Provided information ▸
::::
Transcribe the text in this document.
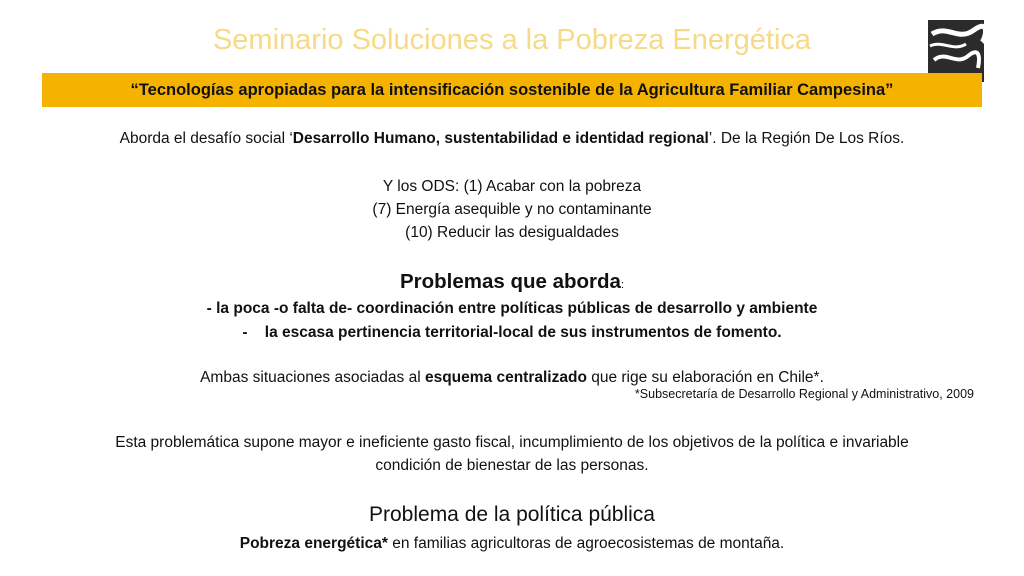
Seminario Soluciones a la Pobreza Energética
“Tecnologías apropiadas para la intensificación sostenible de la Agricultura Familiar Campesina”
Aborda el desafío social ‘Desarrollo Humano, sustentabilidad e identidad regional’. De la Región De Los Ríos.
Y los ODS: (1) Acabar con la pobreza
(7) Energía asequible y no contaminante
(10) Reducir las desigualdades
Problemas que aborda:
- la poca -o falta de- coordinación entre políticas públicas de desarrollo y ambiente
-    la escasa pertinencia territorial-local de sus instrumentos de fomento.
Ambas situaciones asociadas al esquema centralizado que rige su elaboración en Chile*.
*Subsecretaría de Desarrollo Regional y Administrativo, 2009
Esta problemática supone mayor e ineficiente gasto fiscal, incumplimiento de los objetivos de la política e invariable
condición de bienestar de las personas.
Problema de la política pública
Pobreza energética* en familias agricultoras de agroecosistemas de montaña.
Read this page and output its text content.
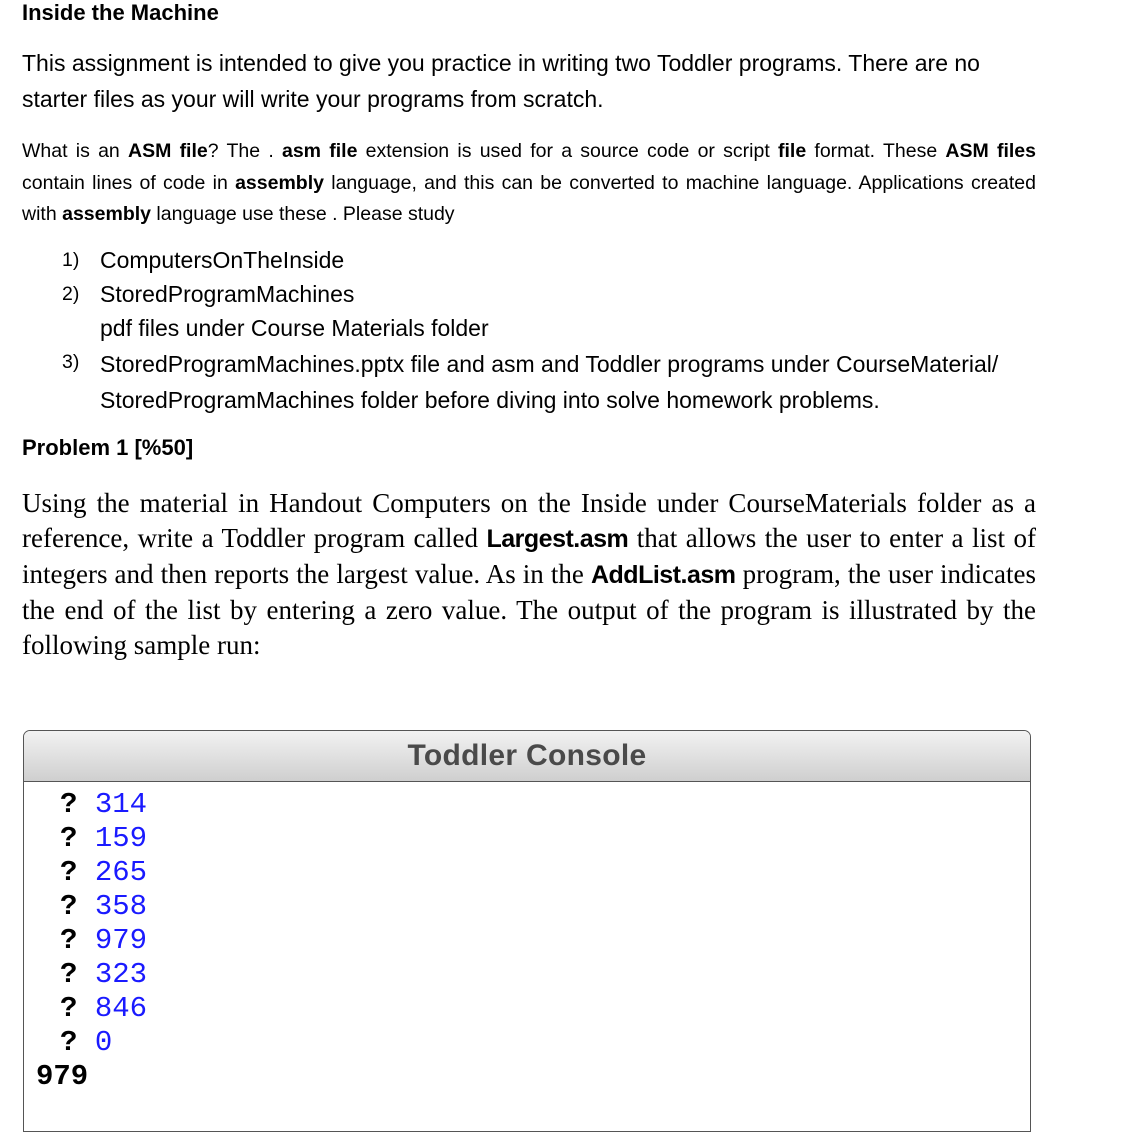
Inside the Machine
This assignment is intended to give you practice in writing two Toddler programs. There are no starter files as your will write your programs from scratch.
What is an ASM file? The . asm file extension is used for a source code or script file format. These ASM files contain lines of code in assembly language, and this can be converted to machine language. Applications created with assembly language use these . Please study
1) ComputersOnTheInside
2) StoredProgramMachines
pdf files under Course Materials folder
3) StoredProgramMachines.pptx file and asm and Toddler programs under CourseMaterial/ StoredProgramMachines folder before diving into solve homework problems.
Problem 1 [%50]
Using the material in Handout Computers on the Inside under CourseMaterials folder as a reference, write a Toddler program called Largest.asm that allows the user to enter a list of integers and then reports the largest value. As in the AddList.asm program, the user indicates the end of the list by entering a zero value. The output of the program is illustrated by the following sample run:
Toddler Console
? 314
? 159
? 265
? 358
? 979
? 323
? 846
? 0
979
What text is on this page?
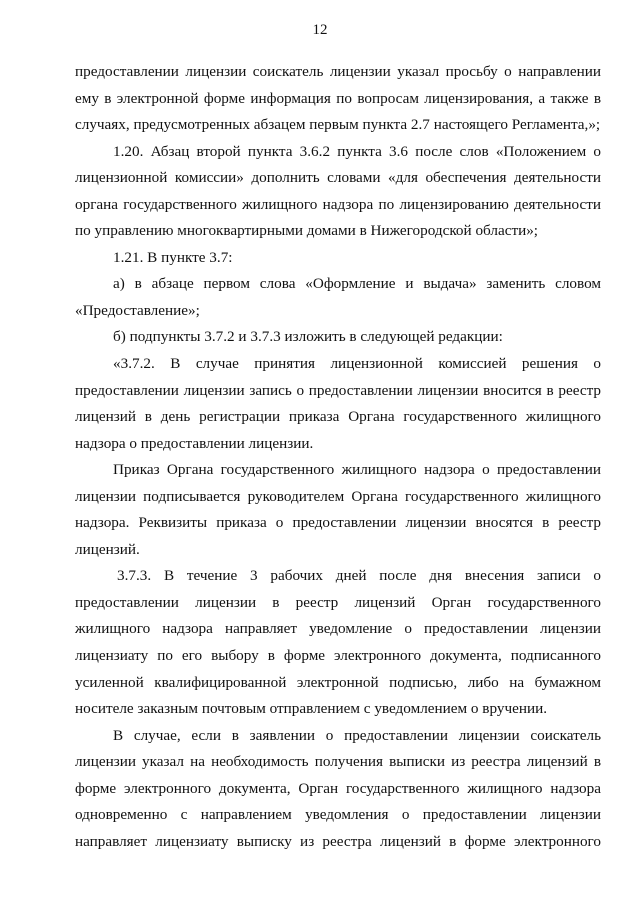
12
предоставлении лицензии соискатель лицензии указал просьбу о направлении
ему в электронной форме информация по вопросам лицензирования, а также в
случаях, предусмотренных абзацем первым пункта 2.7 настоящего Регламента,»;
1.20. Абзац второй пункта 3.6.2 пункта 3.6 после слов «Положением о
лицензионной комиссии» дополнить словами «для обеспечения деятельности
органа государственного жилищного надзора по лицензированию деятельности
по управлению многоквартирными домами в Нижегородской области»;
1.21. В пункте 3.7:
а) в абзаце первом слова «Оформление и выдача» заменить словом
«Предоставление»;
б) подпункты 3.7.2 и 3.7.3 изложить в следующей редакции:
«3.7.2. В случае принятия лицензионной комиссией решения о
предоставлении лицензии запись о предоставлении лицензии вносится в реестр
лицензий в день регистрации приказа Органа государственного жилищного
надзора о предоставлении лицензии.
Приказ Органа государственного жилищного надзора о предоставлении
лицензии подписывается руководителем Органа государственного жилищного
надзора. Реквизиты приказа о предоставлении лицензии вносятся в реестр
лицензий.
3.7.3. В течение 3 рабочих дней после дня внесения записи о
предоставлении лицензии в реестр лицензий Орган государственного
жилищного надзора направляет уведомление о предоставлении лицензии
лицензиату по его выбору в форме электронного документа, подписанного
усиленной квалифицированной электронной подписью, либо на бумажном
носителе заказным почтовым отправлением с уведомлением о вручении.
В случае, если в заявлении о предоставлении лицензии соискатель
лицензии указал на необходимость получения выписки из реестра лицензий в
форме электронного документа, Орган государственного жилищного надзора
одновременно с направлением уведомления о предоставлении лицензии
направляет лицензиату выписку из реестра лицензий в форме электронного
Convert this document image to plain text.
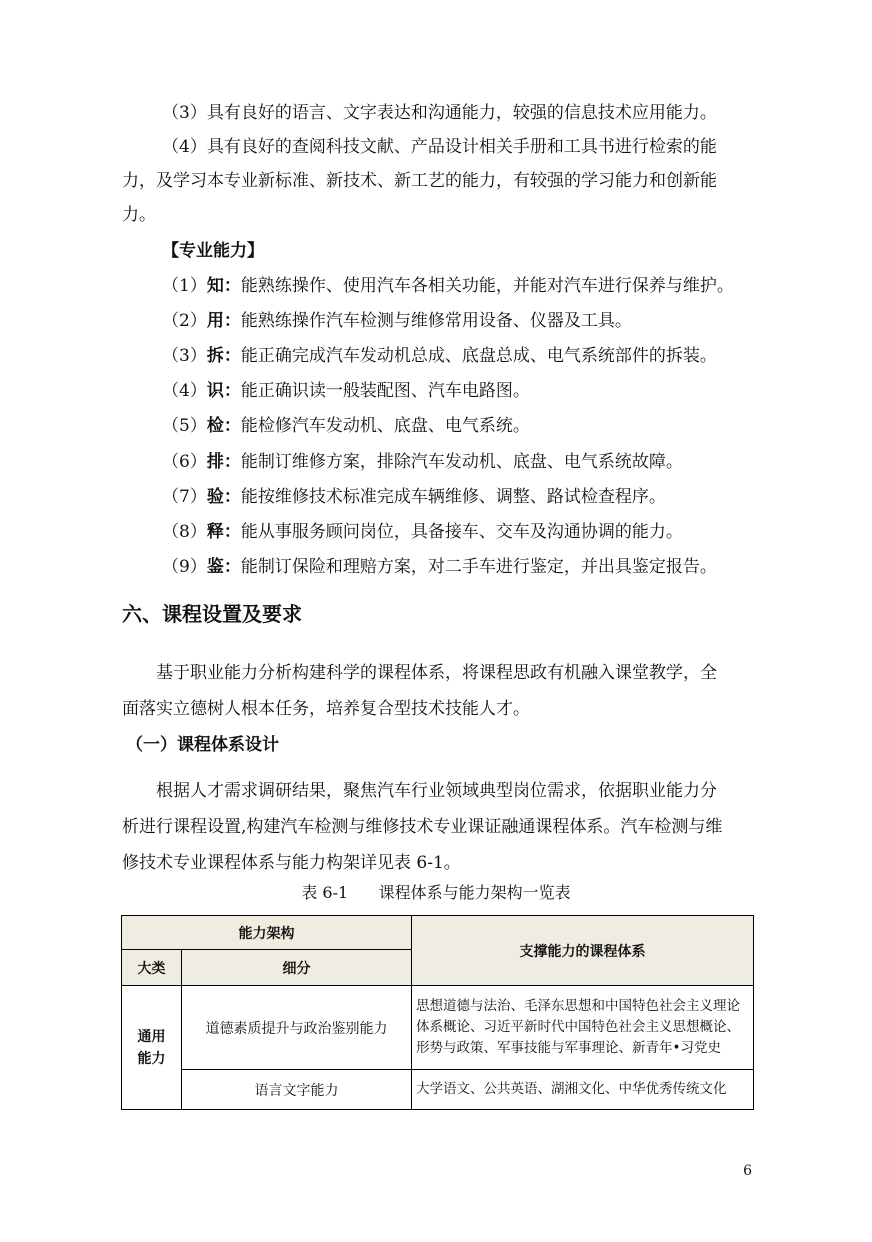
（3）具有良好的语言、文字表达和沟通能力，较强的信息技术应用能力。
（4）具有良好的查阅科技文献、产品设计相关手册和工具书进行检索的能
力，及学习本专业新标准、新技术、新工艺的能力，有较强的学习能力和创新能
力。
【专业能力】
（1）知：能熟练操作、使用汽车各相关功能，并能对汽车进行保养与维护。
（2）用：能熟练操作汽车检测与维修常用设备、仪器及工具。
（3）拆：能正确完成汽车发动机总成、底盘总成、电气系统部件的拆装。
（4）识：能正确识读一般装配图、汽车电路图。
（5）检：能检修汽车发动机、底盘、电气系统。
（6）排：能制订维修方案，排除汽车发动机、底盘、电气系统故障。
（7）验：能按维修技术标准完成车辆维修、调整、路试检查程序。
（8）释：能从事服务顾问岗位，具备接车、交车及沟通协调的能力。
（9）鉴：能制订保险和理赔方案，对二手车进行鉴定，并出具鉴定报告。
六、课程设置及要求
基于职业能力分析构建科学的课程体系，将课程思政有机融入课堂教学，全
面落实立德树人根本任务，培养复合型技术技能人才。
（一）课程体系设计
根据人才需求调研结果，聚焦汽车行业领域典型岗位需求，依据职业能力分
析进行课程设置,构建汽车检测与维修技术专业课证融通课程体系。汽车检测与维
修技术专业课程体系与能力构架详见表 6-1。
表 6-1      课程体系与能力架构一览表
能力架构		支撑能力的课程体系
大类	细分	

通用能力	道德素质提升与政治鉴别能力	思想道德与法治、毛泽东思想和中国特色社会主义理论体系概论、习近平新时代中国特色社会主义思想概论、形势与政策、军事技能与军事理论、新青年•习党史
	语言文字能力	大学语文、公共英语、湖湘文化、中华优秀传统文化
6
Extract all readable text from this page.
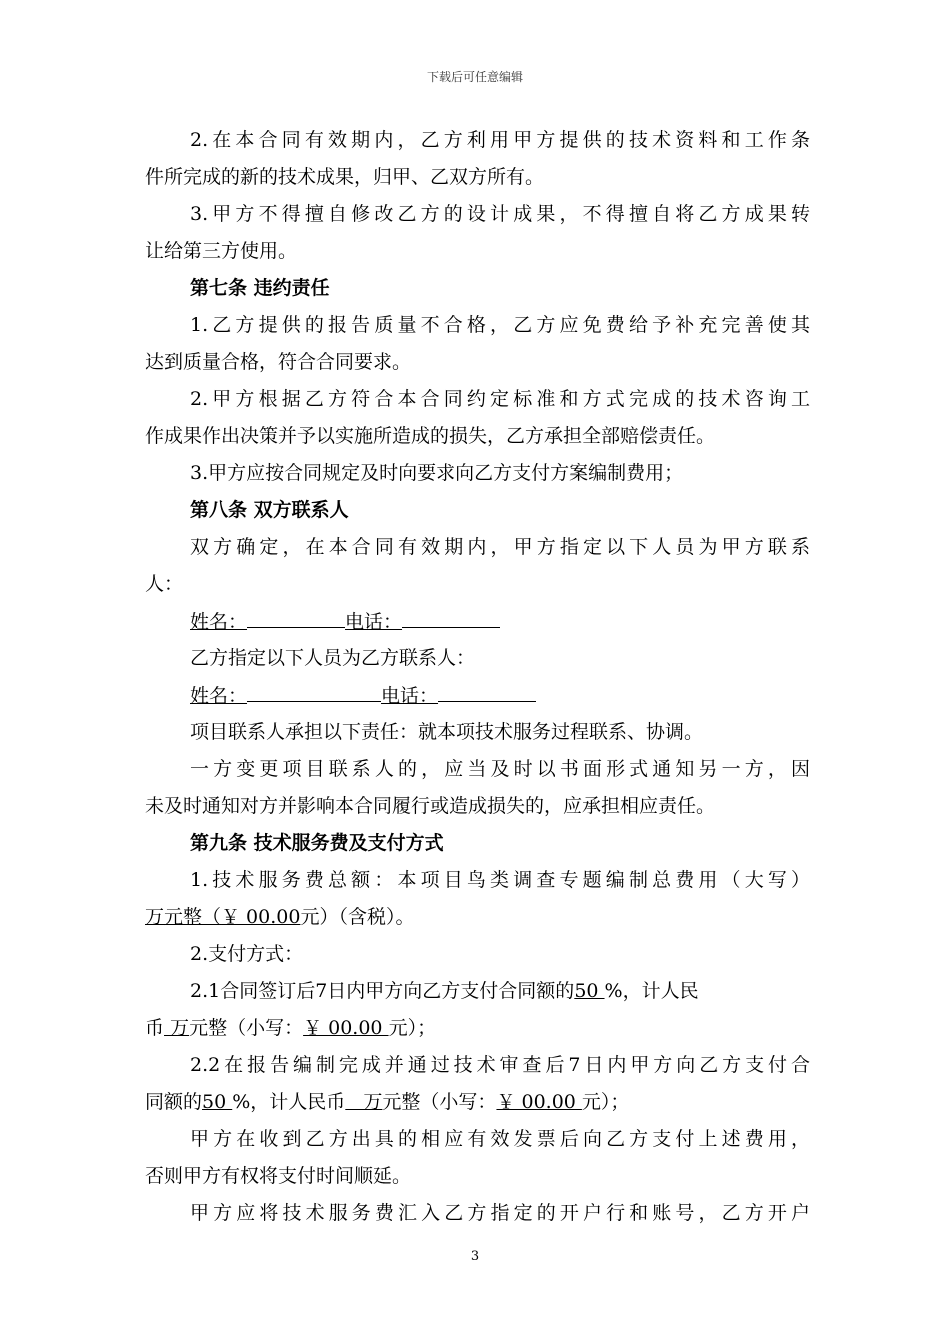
下载后可任意编辑
2.在本合同有效期内，乙方利用甲方提供的技术资料和工作条
件所完成的新的技术成果，归甲、乙双方所有。
3.甲方不得擅自修改乙方的设计成果，不得擅自将乙方成果转
让给第三方使用。
第七条 违约责任
1.乙方提供的报告质量不合格，乙方应免费给予补充完善使其
达到质量合格，符合合同要求。
2.甲方根据乙方符合本合同约定标准和方式完成的技术咨询工
作成果作出决策并予以实施所造成的损失，乙方承担全部赔偿责任。
3.甲方应按合同规定及时向要求向乙方支付方案编制费用；
第八条 双方联系人
双方确定，在本合同有效期内，甲方指定以下人员为甲方联系
人：
姓名：	电话：
乙方指定以下人员为乙方联系人：
姓名：	电话：
项目联系人承担以下责任：就本项技术服务过程联系、协调。
一方变更项目联系人的，应当及时以书面形式通知另一方，因
未及时通知对方并影响本合同履行或造成损失的，应承担相应责任。
第九条 技术服务费及支付方式
1.技术服务费总额：本项目鸟类调查专题编制总费用（大写）
万元整（￥ 00.00元）（含税）。
2.支付方式：
2.1合同签订后7日内甲方向乙方支付合同额的50 %，计人民
币 万元整（小写：￥ 00.00 元）；
2.2在报告编制完成并通过技术审查后7日内甲方向乙方支付合
同额的50 %，计人民币   万元整（小写：￥ 00.00 元）；
甲方在收到乙方出具的相应有效发票后向乙方支付上述费用，
否则甲方有权将支付时间顺延。
甲方应将技术服务费汇入乙方指定的开户行和账号，乙方开户
3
::::
Your copy of the data should match it exactly, except that pictures are left out.

Transcribe the text in this document.
Seminario Soluciones a la Pobreza Energética
“Tecnologías apropiadas para la intensificación sostenible de la Agricultura Familiar Campesina”
Aborda el desafío social ‘Desarrollo Humano, sustentabilidad e identidad regional’. De la Región De Los Ríos.
Y los ODS: (1) Acabar con la pobreza
(7) Energía asequible y no contaminante
(10) Reducir las desigualdades
Problemas que aborda:
- la poca -o falta de- coordinación entre políticas públicas de desarrollo y ambiente
-    la escasa pertinencia territorial-local de sus instrumentos de fomento.
Ambas situaciones asociadas al esquema centralizado que rige su elaboración en Chile*.
*Subsecretaría de Desarrollo Regional y Administrativo, 2009
Esta problemática supone mayor e ineficiente gasto fiscal, incumplimiento de los objetivos de la política e invariable
condición de bienestar de las personas.
Problema de la política pública
Pobreza energética* en familias agricultoras de agroecosistemas de montaña.
Read this page and output its text content.
Inside the Machine
This assignment is intended to give you practice in writing two Toddler programs. There are no starter files as your will write your programs from scratch.
What is an ASM file? The . asm file extension is used for a source code or script file format. These ASM files contain lines of code in assembly language, and this can be converted to machine language. Applications created with assembly language use these . Please study
1) ComputersOnTheInside
2) StoredProgramMachines
pdf files under Course Materials folder
3) StoredProgramMachines.pptx file and asm and Toddler programs under CourseMaterial/ StoredProgramMachines folder before diving into solve homework problems.
Problem 1 [%50]
Using the material in Handout Computers on the Inside under CourseMaterials folder as a reference, write a Toddler program called Largest.asm that allows the user to enter a list of integers and then reports the largest value. As in the AddList.asm program, the user indicates the end of the list by entering a zero value. The output of the program is illustrated by the following sample run:
Toddler Console
? 314
? 159
? 265
? 358
? 979
? 323
? 846
? 0
979
What text is on this page?
12
предоставлении лицензии соискатель лицензии указал просьбу о направлении
ему в электронной форме информация по вопросам лицензирования, а также в
случаях, предусмотренных абзацем первым пункта 2.7 настоящего Регламента,»;
1.20. Абзац второй пункта 3.6.2 пункта 3.6 после слов «Положением о
лицензионной комиссии» дополнить словами «для обеспечения деятельности
органа государственного жилищного надзора по лицензированию деятельности
по управлению многоквартирными домами в Нижегородской области»;
1.21. В пункте 3.7:
а) в абзаце первом слова «Оформление и выдача» заменить словом
«Предоставление»;
б) подпункты 3.7.2 и 3.7.3 изложить в следующей редакции:
«3.7.2. В случае принятия лицензионной комиссией решения о
предоставлении лицензии запись о предоставлении лицензии вносится в реестр
лицензий в день регистрации приказа Органа государственного жилищного
надзора о предоставлении лицензии.
Приказ Органа государственного жилищного надзора о предоставлении
лицензии подписывается руководителем Органа государственного жилищного
надзора. Реквизиты приказа о предоставлении лицензии вносятся в реестр
лицензий.
3.7.3. В течение 3 рабочих дней после дня внесения записи о
предоставлении лицензии в реестр лицензий Орган государственного
жилищного надзора направляет уведомление о предоставлении лицензии
лицензиату по его выбору в форме электронного документа, подписанного
усиленной квалифицированной электронной подписью, либо на бумажном
носителе заказным почтовым отправлением с уведомлением о вручении.
В случае, если в заявлении о предоставлении лицензии соискатель
лицензии указал на необходимость получения выписки из реестра лицензий в
форме электронного документа, Орган государственного жилищного надзора
одновременно с направлением уведомления о предоставлении лицензии
направляет лицензиату выписку из реестра лицензий в форме электронного
Convert this document image to plain text.
（3）具有良好的语言、文字表达和沟通能力，较强的信息技术应用能力。
（4）具有良好的查阅科技文献、产品设计相关手册和工具书进行检索的能
力，及学习本专业新标准、新技术、新工艺的能力，有较强的学习能力和创新能
力。
【专业能力】
（1）知：能熟练操作、使用汽车各相关功能，并能对汽车进行保养与维护。
（2）用：能熟练操作汽车检测与维修常用设备、仪器及工具。
（3）拆：能正确完成汽车发动机总成、底盘总成、电气系统部件的拆装。
（4）识：能正确识读一般装配图、汽车电路图。
（5）检：能检修汽车发动机、底盘、电气系统。
（6）排：能制订维修方案，排除汽车发动机、底盘、电气系统故障。
（7）验：能按维修技术标准完成车辆维修、调整、路试检查程序。
（8）释：能从事服务顾问岗位，具备接车、交车及沟通协调的能力。
（9）鉴：能制订保险和理赔方案，对二手车进行鉴定，并出具鉴定报告。
六、课程设置及要求
基于职业能力分析构建科学的课程体系，将课程思政有机融入课堂教学，全
面落实立德树人根本任务，培养复合型技术技能人才。
（一）课程体系设计
根据人才需求调研结果，聚焦汽车行业领域典型岗位需求，依据职业能力分
析进行课程设置,构建汽车检测与维修技术专业课证融通课程体系。汽车检测与维
修技术专业课程体系与能力构架详见表 6-1。
表 6-1      课程体系与能力架构一览表
能力架构		支撑能力的课程体系
大类	细分	

通用能力	道德素质提升与政治鉴别能力	思想道德与法治、毛泽东思想和中国特色社会主义理论体系概论、习近平新时代中国特色社会主义思想概论、形势与政策、军事技能与军事理论、新青年•习党史
	语言文字能力	大学语文、公共英语、湖湘文化、中华优秀传统文化
6
Extract all readable text from this page.
下载后可任意编辑
2.在本合同有效期内，乙方利用甲方提供的技术资料和工作条
件所完成的新的技术成果，归甲、乙双方所有。
3.甲方不得擅自修改乙方的设计成果，不得擅自将乙方成果转
让给第三方使用。
第七条 违约责任
1.乙方提供的报告质量不合格，乙方应免费给予补充完善使其
达到质量合格，符合合同要求。
2.甲方根据乙方符合本合同约定标准和方式完成的技术咨询工
作成果作出决策并予以实施所造成的损失，乙方承担全部赔偿责任。
3.甲方应按合同规定及时向要求向乙方支付方案编制费用；
第八条 双方联系人
双方确定，在本合同有效期内，甲方指定以下人员为甲方联系
人：
姓名：	电话：
乙方指定以下人员为乙方联系人：
姓名：	电话：
项目联系人承担以下责任：就本项技术服务过程联系、协调。
一方变更项目联系人的，应当及时以书面形式通知另一方，因
未及时通知对方并影响本合同履行或造成损失的，应承担相应责任。
第九条 技术服务费及支付方式
1.技术服务费总额：本项目鸟类调查专题编制总费用（大写）
万元整（￥ 00.00元）（含税）。
2.支付方式：
2.1合同签订后7日内甲方向乙方支付合同额的50 %，计人民
币 万元整（小写：￥ 00.00 元）；
2.2在报告编制完成并通过技术审查后7日内甲方向乙方支付合
同额的50 %，计人民币   万元整（小写：￥ 00.00 元）；
甲方在收到乙方出具的相应有效发票后向乙方支付上述费用，
否则甲方有权将支付时间顺延。
甲方应将技术服务费汇入乙方指定的开户行和账号，乙方开户
3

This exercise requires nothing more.